— start of Entries shown —

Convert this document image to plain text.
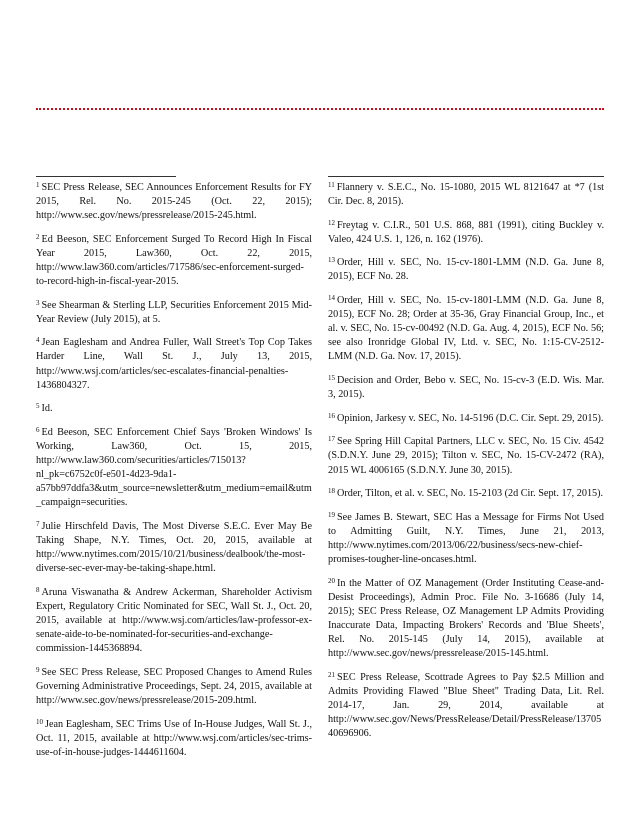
$^1$ SEC Press Release, SEC Announces Enforcement Results for FY 2015, Rel. No. 2015-245 (Oct. 22, 2015); http://www.sec.gov/news/pressrelease/2015-245.html.

$^2$ Ed Beeson, SEC Enforcement Surged To Record High In Fiscal Year 2015, Law360, Oct. 22, 2015, http://www.law360.com/articles/717586/sec-enforcement-surged-to-record-high-in-fiscal-year-2015.

$^3$ See Shearman & Sterling LLP, Securities Enforcement 2015 Mid-Year Review (July 2015), at 5.

$^4$ Jean Eaglesham and Andrea Fuller, Wall Street's Top Cop Takes Harder Line, Wall St. J., July 13, 2015, http://www.wsj.com/articles/sec-escalates-financial-penalties-1436804327.

$^5$ Id.

$^6$ Ed Beeson, SEC Enforcement Chief Says 'Broken Windows' Is Working, Law360, Oct. 15, 2015, http://www.law360.com/securities/articles/715013?nl_pk=c6752c0f-e501-4d23-9da1-a57bb97ddfa3&utm_source=newsletter&utm_medium=email&utm_campaign=securities.

$^7$ Julie Hirschfeld Davis, The Most Diverse S.E.C. Ever May Be Taking Shape, N.Y. Times, Oct. 20, 2015, available at http://www.nytimes.com/2015/10/21/business/dealbook/the-most-diverse-sec-ever-may-be-taking-shape.html.

$^8$ Aruna Viswanatha & Andrew Ackerman, Shareholder Activism Expert, Regulatory Critic Nominated for SEC, Wall St. J., Oct. 20, 2015, available at http://www.wsj.com/articles/law-professor-ex-senate-aide-to-be-nominated-for-securities-and-exchange-commission-1445368894.

$^9$ See SEC Press Release, SEC Proposed Changes to Amend Rules Governing Administrative Proceedings, Sept. 24, 2015, available at http://www.sec.gov/news/pressrelease/2015-209.html.

$^{10}$ Jean Eaglesham, SEC Trims Use of In-House Judges, Wall St. J., Oct. 11, 2015, available at http://www.wsj.com/articles/sec-trims-use-of-in-house-judges-1444611604.

$^{11}$ Flannery v. S.E.C., No. 15-1080, 2015 WL 8121647 at *7 (1st Cir. Dec. 8, 2015).

$^{12}$ Freytag v. C.I.R., 501 U.S. 868, 881 (1991), citing Buckley v. Valeo, 424 U.S. 1, 126, n. 162 (1976).

$^{13}$ Order, Hill v. SEC, No. 15-cv-1801-LMM (N.D. Ga. June 8, 2015), ECF No. 28.

$^{14}$ Order, Hill v. SEC, No. 15-cv-1801-LMM (N.D. Ga. June 8, 2015), ECF No. 28; Order at 35-36, Gray Financial Group, Inc., et al. v. SEC, No. 15-cv-00492 (N.D. Ga. Aug. 4, 2015), ECF No. 56; see also Ironridge Global IV, Ltd. v. SEC, No. 1:15-CV-2512-LMM (N.D. Ga. Nov. 17, 2015).

$^{15}$ Decision and Order, Bebo v. SEC, No. 15-cv-3 (E.D. Wis. Mar. 3, 2015).

$^{16}$ Opinion, Jarkesy v. SEC, No. 14-5196 (D.C. Cir. Sept. 29, 2015).

$^{17}$ See Spring Hill Capital Partners, LLC v. SEC, No. 15 Civ. 4542 (S.D.N.Y. June 29, 2015); Tilton v. SEC, No. 15-CV-2472 (RA), 2015 WL 4006165 (S.D.N.Y. June 30, 2015).

$^{18}$ Order, Tilton, et al. v. SEC, No. 15-2103 (2d Cir. Sept. 17, 2015).

$^{19}$ See James B. Stewart, SEC Has a Message for Firms Not Used to Admitting Guilt, N.Y. Times, June 21, 2013, http://www.nytimes.com/2013/06/22/business/secs-new-chief-promises-tougher-line-oncases.html.

$^{20}$ In the Matter of OZ Management (Order Instituting Cease-and-Desist Proceedings), Admin Proc. File No. 3-16686 (July 14, 2015); SEC Press Release, OZ Management LP Admits Providing Inaccurate Data, Impacting Brokers' Records and 'Blue Sheets', Rel. No. 2015-145 (July 14, 2015), available at http://www.sec.gov/news/pressrelease/2015-145.html.

$^{21}$ SEC Press Release, Scottrade Agrees to Pay $2.5 Million and Admits Providing Flawed "Blue Sheet" Trading Data, Lit. Rel. 2014-17, Jan. 29, 2014, available at http://www.sec.gov/News/PressRelease/Detail/PressRelease/1370540696906.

— end of Entries shown —

To do: Using the records above, output their complete text exactly, minus any images.

Written answer:
Convert this document image to plain text.
$^1$ SEC Press Release, SEC Announces Enforcement Results for FY 2015, Rel. No. 2015-245 (Oct. 22, 2015); http://www.sec.gov/news/pressrelease/2015-245.html.

$^2$ Ed Beeson, SEC Enforcement Surged To Record High In Fiscal Year 2015, Law360, Oct. 22, 2015, http://www.law360.com/articles/717586/sec-enforcement-surged-to-record-high-in-fiscal-year-2015.

$^3$ See Shearman & Sterling LLP, Securities Enforcement 2015 Mid-Year Review (July 2015), at 5.

$^4$ Jean Eaglesham and Andrea Fuller, Wall Street's Top Cop Takes Harder Line, Wall St. J., July 13, 2015, http://www.wsj.com/articles/sec-escalates-financial-penalties-1436804327.

$^5$ Id.

$^6$ Ed Beeson, SEC Enforcement Chief Says 'Broken Windows' Is Working, Law360, Oct. 15, 2015, http://www.law360.com/securities/articles/715013?nl_pk=c6752c0f-e501-4d23-9da1-a57bb97ddfa3&utm_source=newsletter&utm_medium=email&utm_campaign=securities.

$^7$ Julie Hirschfeld Davis, The Most Diverse S.E.C. Ever May Be Taking Shape, N.Y. Times, Oct. 20, 2015, available at http://www.nytimes.com/2015/10/21/business/dealbook/the-most-diverse-sec-ever-may-be-taking-shape.html.

$^8$ Aruna Viswanatha & Andrew Ackerman, Shareholder Activism Expert, Regulatory Critic Nominated for SEC, Wall St. J., Oct. 20, 2015, available at http://www.wsj.com/articles/law-professor-ex-senate-aide-to-be-nominated-for-securities-and-exchange-commission-1445368894.

$^9$ See SEC Press Release, SEC Proposed Changes to Amend Rules Governing Administrative Proceedings, Sept. 24, 2015, available at http://www.sec.gov/news/pressrelease/2015-209.html.

$^{10}$ Jean Eaglesham, SEC Trims Use of In-House Judges, Wall St. J., Oct. 11, 2015, available at http://www.wsj.com/articles/sec-trims-use-of-in-house-judges-1444611604.

$^{11}$ Flannery v. S.E.C., No. 15-1080, 2015 WL 8121647 at *7 (1st Cir. Dec. 8, 2015).

$^{12}$ Freytag v. C.I.R., 501 U.S. 868, 881 (1991), citing Buckley v. Valeo, 424 U.S. 1, 126, n. 162 (1976).

$^{13}$ Order, Hill v. SEC, No. 15-cv-1801-LMM (N.D. Ga. June 8, 2015), ECF No. 28.

$^{14}$ Order, Hill v. SEC, No. 15-cv-1801-LMM (N.D. Ga. June 8, 2015), ECF No. 28; Order at 35-36, Gray Financial Group, Inc., et al. v. SEC, No. 15-cv-00492 (N.D. Ga. Aug. 4, 2015), ECF No. 56; see also Ironridge Global IV, Ltd. v. SEC, No. 1:15-CV-2512-LMM (N.D. Ga. Nov. 17, 2015).

$^{15}$ Decision and Order, Bebo v. SEC, No. 15-cv-3 (E.D. Wis. Mar. 3, 2015).

$^{16}$ Opinion, Jarkesy v. SEC, No. 14-5196 (D.C. Cir. Sept. 29, 2015).

$^{17}$ See Spring Hill Capital Partners, LLC v. SEC, No. 15 Civ. 4542 (S.D.N.Y. June 29, 2015); Tilton v. SEC, No. 15-CV-2472 (RA), 2015 WL 4006165 (S.D.N.Y. June 30, 2015).

$^{18}$ Order, Tilton, et al. v. SEC, No. 15-2103 (2d Cir. Sept. 17, 2015).

$^{19}$ See James B. Stewart, SEC Has a Message for Firms Not Used to Admitting Guilt, N.Y. Times, June 21, 2013, http://www.nytimes.com/2013/06/22/business/secs-new-chief-promises-tougher-line-oncases.html.

$^{20}$ In the Matter of OZ Management (Order Instituting Cease-and-Desist Proceedings), Admin Proc. File No. 3-16686 (July 14, 2015); SEC Press Release, OZ Management LP Admits Providing Inaccurate Data, Impacting Brokers' Records and 'Blue Sheets', Rel. No. 2015-145 (July 14, 2015), available at http://www.sec.gov/news/pressrelease/2015-145.html.

$^{21}$ SEC Press Release, Scottrade Agrees to Pay $2.5 Million and Admits Providing Flawed "Blue Sheet" Trading Data, Lit. Rel. 2014-17, Jan. 29, 2014, available at http://www.sec.gov/News/PressRelease/Detail/PressRelease/1370540696906.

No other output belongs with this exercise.